**TASK PROMPT**
Wherever the string "name" shows up in a line, count that line. Give the total alone.

**Dataset items**
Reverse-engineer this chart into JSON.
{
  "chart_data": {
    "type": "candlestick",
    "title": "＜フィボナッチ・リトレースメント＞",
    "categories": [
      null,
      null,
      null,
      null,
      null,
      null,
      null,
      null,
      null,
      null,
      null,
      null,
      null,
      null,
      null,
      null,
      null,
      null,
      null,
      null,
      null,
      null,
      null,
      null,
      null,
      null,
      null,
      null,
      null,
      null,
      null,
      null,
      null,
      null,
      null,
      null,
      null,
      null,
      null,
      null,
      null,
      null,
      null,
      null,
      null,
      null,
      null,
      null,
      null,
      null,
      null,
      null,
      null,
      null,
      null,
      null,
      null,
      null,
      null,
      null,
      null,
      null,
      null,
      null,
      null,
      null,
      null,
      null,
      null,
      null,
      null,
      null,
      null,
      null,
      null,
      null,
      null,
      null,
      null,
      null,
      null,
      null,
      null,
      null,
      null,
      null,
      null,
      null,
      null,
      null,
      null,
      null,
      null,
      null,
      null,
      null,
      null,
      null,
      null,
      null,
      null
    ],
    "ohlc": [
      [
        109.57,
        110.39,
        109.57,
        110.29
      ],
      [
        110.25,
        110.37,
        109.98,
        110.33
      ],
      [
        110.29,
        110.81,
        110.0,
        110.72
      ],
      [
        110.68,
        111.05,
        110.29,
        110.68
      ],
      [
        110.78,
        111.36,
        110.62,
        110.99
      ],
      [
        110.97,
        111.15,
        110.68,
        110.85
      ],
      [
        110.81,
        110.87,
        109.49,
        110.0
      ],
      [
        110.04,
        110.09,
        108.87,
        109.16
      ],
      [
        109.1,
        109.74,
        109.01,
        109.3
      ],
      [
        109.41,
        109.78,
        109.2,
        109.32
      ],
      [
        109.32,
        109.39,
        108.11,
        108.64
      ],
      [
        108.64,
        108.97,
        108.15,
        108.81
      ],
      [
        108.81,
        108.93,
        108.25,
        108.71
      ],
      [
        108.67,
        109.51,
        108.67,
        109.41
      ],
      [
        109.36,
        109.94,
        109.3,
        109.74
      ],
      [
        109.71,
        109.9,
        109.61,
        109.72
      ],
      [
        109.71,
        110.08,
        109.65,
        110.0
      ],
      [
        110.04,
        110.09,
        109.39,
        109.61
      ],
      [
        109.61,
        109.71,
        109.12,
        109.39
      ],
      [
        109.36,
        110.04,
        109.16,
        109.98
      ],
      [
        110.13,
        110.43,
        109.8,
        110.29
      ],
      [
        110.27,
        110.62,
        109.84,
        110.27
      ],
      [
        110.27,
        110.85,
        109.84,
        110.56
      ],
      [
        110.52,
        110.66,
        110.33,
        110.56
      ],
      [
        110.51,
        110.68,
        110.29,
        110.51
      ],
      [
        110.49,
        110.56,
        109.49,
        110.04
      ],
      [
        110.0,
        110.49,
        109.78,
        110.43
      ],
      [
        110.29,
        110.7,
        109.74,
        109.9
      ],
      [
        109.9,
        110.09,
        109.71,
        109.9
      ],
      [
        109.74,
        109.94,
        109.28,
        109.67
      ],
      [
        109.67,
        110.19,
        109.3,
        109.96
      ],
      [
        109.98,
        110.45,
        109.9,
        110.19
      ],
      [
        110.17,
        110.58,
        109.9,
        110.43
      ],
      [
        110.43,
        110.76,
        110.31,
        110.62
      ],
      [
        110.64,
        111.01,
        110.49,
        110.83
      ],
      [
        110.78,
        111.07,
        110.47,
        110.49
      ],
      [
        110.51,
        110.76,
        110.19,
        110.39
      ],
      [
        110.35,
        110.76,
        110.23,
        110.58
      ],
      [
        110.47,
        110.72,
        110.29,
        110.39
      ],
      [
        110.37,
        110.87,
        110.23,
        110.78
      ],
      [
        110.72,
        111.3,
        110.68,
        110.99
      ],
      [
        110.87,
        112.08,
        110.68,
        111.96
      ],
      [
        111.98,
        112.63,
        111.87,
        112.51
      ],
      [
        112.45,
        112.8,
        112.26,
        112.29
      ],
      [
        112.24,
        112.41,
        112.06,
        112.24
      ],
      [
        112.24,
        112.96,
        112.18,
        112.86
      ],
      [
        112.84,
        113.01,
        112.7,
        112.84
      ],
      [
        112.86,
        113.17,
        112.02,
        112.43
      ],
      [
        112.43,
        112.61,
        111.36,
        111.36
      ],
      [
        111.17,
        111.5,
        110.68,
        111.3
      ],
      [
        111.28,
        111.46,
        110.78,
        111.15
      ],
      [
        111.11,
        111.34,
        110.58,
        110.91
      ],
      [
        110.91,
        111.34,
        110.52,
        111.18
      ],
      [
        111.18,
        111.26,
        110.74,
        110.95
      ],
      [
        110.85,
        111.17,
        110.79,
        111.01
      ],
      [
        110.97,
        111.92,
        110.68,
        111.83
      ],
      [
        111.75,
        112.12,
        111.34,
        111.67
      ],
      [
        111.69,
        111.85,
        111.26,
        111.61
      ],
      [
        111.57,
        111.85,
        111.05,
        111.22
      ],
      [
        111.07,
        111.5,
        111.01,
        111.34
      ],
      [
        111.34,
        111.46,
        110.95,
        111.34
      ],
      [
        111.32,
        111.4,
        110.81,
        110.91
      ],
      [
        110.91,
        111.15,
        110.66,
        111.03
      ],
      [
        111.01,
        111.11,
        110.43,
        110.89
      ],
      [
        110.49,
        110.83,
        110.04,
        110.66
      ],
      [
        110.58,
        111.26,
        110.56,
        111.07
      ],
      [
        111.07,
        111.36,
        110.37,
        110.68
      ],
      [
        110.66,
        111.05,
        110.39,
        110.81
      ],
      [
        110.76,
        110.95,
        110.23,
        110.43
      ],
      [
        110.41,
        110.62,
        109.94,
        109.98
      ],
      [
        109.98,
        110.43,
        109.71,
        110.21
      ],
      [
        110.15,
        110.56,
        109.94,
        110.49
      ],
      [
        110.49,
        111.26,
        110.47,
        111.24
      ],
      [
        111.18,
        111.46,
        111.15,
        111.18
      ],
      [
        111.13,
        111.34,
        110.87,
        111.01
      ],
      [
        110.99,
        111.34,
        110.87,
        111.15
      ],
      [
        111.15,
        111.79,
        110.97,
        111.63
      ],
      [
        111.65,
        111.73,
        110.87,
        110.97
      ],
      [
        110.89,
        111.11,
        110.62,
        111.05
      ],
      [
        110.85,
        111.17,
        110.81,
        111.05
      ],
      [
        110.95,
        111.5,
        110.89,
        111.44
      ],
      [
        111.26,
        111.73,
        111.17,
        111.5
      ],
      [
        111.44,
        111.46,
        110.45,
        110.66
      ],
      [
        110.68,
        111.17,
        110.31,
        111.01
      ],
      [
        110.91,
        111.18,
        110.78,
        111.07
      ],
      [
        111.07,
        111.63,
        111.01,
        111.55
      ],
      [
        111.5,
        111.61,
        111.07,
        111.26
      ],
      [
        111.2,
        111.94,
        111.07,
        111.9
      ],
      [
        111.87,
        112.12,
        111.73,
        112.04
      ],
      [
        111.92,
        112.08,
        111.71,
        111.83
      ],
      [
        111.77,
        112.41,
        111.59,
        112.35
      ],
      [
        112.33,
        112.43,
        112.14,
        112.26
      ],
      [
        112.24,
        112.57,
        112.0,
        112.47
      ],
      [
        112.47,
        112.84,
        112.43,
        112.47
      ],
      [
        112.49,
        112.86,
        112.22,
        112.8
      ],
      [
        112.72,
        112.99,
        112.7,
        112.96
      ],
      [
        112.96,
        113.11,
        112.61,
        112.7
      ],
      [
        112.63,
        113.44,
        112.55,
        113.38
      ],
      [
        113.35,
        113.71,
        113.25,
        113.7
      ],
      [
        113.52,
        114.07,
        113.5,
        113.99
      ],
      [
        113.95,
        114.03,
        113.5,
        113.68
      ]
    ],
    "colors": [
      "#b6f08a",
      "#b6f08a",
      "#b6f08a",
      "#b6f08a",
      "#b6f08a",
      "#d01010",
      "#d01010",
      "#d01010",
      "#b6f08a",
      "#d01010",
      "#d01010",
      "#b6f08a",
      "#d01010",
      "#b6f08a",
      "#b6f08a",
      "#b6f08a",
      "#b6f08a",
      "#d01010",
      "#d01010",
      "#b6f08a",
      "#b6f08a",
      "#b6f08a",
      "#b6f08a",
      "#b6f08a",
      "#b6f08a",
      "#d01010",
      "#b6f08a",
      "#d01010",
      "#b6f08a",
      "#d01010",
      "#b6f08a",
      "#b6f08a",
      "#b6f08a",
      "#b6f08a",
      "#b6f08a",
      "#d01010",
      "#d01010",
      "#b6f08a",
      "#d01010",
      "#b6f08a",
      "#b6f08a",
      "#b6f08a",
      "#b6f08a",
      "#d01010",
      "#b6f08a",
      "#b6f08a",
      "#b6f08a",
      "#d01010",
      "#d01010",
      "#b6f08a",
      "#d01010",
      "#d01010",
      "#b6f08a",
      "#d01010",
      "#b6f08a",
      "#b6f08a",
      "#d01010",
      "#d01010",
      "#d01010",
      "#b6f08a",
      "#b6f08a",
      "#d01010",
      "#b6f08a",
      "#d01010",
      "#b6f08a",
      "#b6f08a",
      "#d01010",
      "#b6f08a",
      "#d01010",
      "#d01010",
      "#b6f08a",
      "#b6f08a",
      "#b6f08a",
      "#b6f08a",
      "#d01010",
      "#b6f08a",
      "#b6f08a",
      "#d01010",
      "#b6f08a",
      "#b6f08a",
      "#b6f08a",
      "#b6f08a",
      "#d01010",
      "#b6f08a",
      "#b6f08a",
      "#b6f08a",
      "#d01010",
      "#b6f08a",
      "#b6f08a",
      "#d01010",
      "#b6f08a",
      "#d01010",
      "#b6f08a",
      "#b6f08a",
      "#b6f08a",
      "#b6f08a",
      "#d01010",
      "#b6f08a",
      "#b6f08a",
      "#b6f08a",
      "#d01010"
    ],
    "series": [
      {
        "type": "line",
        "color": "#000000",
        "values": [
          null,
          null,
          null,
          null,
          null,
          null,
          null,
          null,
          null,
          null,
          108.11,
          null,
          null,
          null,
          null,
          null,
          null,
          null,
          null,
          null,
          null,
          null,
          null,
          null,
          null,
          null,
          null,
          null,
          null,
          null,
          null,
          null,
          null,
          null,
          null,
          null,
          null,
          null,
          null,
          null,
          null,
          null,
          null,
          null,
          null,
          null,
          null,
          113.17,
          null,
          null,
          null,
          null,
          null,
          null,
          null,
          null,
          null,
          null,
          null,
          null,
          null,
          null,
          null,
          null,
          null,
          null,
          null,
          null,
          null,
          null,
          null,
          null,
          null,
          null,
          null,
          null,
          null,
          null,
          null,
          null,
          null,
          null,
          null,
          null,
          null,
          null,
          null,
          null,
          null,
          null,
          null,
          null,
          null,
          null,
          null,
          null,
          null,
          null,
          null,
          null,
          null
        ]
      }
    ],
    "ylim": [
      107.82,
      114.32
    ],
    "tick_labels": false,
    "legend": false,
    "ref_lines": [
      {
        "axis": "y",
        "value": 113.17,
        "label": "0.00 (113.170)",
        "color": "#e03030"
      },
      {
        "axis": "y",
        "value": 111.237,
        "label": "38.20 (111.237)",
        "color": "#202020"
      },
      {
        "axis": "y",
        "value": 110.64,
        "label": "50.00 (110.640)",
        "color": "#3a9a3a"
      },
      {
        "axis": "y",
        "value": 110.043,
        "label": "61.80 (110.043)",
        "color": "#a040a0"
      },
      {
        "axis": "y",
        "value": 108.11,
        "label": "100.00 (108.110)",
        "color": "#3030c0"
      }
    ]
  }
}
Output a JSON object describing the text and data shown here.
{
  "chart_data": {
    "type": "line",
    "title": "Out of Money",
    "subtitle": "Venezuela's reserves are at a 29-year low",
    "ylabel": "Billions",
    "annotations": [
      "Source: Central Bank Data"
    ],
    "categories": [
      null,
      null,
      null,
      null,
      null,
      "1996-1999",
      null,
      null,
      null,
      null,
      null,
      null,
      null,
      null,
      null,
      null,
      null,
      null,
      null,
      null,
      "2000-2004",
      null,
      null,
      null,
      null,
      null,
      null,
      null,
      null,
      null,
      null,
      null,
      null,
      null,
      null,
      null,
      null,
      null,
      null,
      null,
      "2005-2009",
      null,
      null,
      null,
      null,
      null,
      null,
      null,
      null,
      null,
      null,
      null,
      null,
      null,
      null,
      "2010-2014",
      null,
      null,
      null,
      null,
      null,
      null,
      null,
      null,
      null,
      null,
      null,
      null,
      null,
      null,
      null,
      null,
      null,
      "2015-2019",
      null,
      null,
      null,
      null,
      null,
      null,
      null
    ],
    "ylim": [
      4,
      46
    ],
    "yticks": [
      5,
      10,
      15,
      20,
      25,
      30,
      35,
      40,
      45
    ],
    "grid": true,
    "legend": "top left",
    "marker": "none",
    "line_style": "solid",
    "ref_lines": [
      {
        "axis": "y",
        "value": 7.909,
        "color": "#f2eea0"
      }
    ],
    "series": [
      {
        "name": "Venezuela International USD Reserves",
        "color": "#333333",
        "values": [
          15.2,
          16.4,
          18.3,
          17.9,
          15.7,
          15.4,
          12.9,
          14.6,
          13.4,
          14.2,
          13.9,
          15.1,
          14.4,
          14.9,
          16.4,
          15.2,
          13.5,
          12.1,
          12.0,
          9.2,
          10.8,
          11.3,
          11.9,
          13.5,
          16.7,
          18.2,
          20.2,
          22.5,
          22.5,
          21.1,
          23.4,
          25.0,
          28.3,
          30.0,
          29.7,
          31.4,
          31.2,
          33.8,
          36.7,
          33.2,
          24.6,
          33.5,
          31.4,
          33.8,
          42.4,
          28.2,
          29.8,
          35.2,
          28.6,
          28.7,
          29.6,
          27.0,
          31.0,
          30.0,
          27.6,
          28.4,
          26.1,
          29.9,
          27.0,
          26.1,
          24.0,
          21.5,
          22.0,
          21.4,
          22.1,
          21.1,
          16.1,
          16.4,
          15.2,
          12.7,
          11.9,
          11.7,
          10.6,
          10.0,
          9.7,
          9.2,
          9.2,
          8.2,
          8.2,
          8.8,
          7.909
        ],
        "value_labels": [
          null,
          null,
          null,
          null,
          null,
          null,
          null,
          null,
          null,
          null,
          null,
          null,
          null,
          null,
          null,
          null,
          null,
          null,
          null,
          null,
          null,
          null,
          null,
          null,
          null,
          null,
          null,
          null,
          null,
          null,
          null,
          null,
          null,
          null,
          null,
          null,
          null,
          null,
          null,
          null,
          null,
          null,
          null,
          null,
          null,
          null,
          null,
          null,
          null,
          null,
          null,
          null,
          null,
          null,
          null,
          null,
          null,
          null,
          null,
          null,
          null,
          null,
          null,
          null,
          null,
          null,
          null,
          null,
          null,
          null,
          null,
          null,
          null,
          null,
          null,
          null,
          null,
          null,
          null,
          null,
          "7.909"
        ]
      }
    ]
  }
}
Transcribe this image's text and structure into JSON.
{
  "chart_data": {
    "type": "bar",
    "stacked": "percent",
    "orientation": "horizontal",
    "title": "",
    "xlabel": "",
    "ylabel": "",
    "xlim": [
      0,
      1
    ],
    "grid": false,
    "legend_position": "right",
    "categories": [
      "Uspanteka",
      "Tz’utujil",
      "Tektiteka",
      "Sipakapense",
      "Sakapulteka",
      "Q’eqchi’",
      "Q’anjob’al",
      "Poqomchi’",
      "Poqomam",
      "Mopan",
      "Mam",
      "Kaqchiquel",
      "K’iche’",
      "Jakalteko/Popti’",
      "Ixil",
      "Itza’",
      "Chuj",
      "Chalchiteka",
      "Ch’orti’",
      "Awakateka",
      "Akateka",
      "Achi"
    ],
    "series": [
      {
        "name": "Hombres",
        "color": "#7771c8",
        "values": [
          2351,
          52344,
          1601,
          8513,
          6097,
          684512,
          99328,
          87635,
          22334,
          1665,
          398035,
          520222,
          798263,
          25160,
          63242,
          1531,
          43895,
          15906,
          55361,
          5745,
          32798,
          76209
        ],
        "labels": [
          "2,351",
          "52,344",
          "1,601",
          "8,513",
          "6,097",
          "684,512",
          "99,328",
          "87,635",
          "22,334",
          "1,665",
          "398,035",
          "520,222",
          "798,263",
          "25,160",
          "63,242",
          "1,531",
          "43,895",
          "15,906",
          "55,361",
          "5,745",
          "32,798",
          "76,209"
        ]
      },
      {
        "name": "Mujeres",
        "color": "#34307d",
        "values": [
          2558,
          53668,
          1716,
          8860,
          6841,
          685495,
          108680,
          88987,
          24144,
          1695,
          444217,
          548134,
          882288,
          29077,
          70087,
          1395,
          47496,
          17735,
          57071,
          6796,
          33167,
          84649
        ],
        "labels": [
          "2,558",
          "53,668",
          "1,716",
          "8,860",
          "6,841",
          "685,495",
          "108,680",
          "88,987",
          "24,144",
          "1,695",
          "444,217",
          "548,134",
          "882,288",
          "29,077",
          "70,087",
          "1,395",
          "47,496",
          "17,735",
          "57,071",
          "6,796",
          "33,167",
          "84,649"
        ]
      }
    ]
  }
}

**FULL SOLUTION**
3